▶ **WHAT THE EXERCISE ASKS**:
Return each line of the listing below, unchanged, and omit the images.

___ SOURCE RECORDS

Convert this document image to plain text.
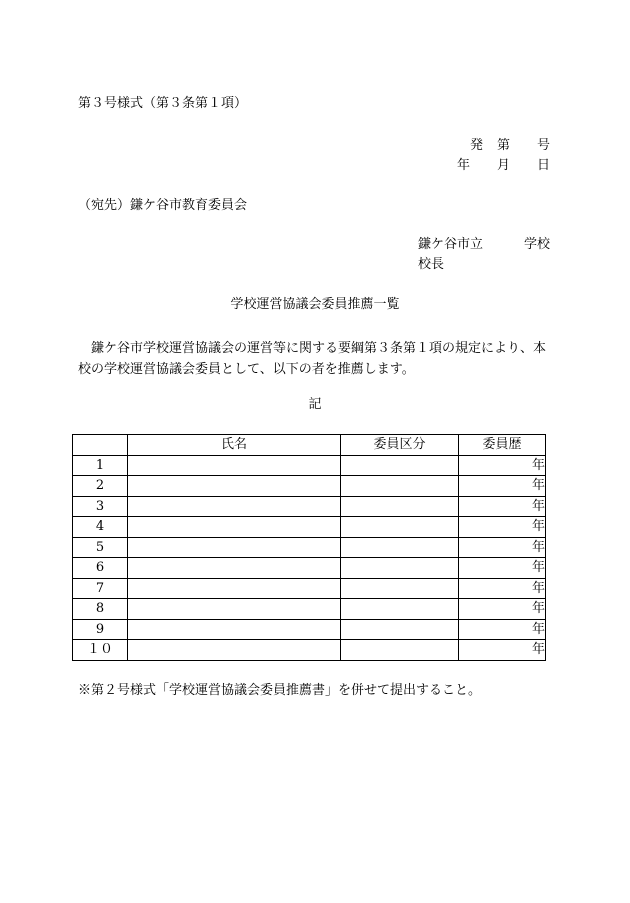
第３号様式（第３条第１項）
発 第 号
年 月 日
（宛先）鎌ケ谷市教育委員会
鎌ケ谷市立	学校
校長
学校運営協議会委員推薦一覧
鎌ケ谷市学校運営協議会の運営等に関する要綱第３条第１項の規定により、本校の学校運営協議会委員として、以下の者を推薦します。
記
	氏名	委員区分	委員歴
1			年
2			年
3			年
4			年
5			年
6			年
7			年
8			年
9			年
１０			年
※第２号様式「学校運営協議会委員推薦書」を併せて提出すること。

______

▶ **WRITTEN REPLY**:
Convert this document image to plain text.
第３号様式（第３条第１項）
発 第 号
年 月 日
（宛先）鎌ケ谷市教育委員会
鎌ケ谷市立	学校
校長
学校運営協議会委員推薦一覧
鎌ケ谷市学校運営協議会の運営等に関する要綱第３条第１項の規定により、本校の学校運営協議会委員として、以下の者を推薦します。
記
	氏名	委員区分	委員歴
1			年
2			年
3			年
4			年
5			年
6			年
7			年
8			年
9			年
１０			年
※第２号様式「学校運営協議会委員推薦書」を併せて提出すること。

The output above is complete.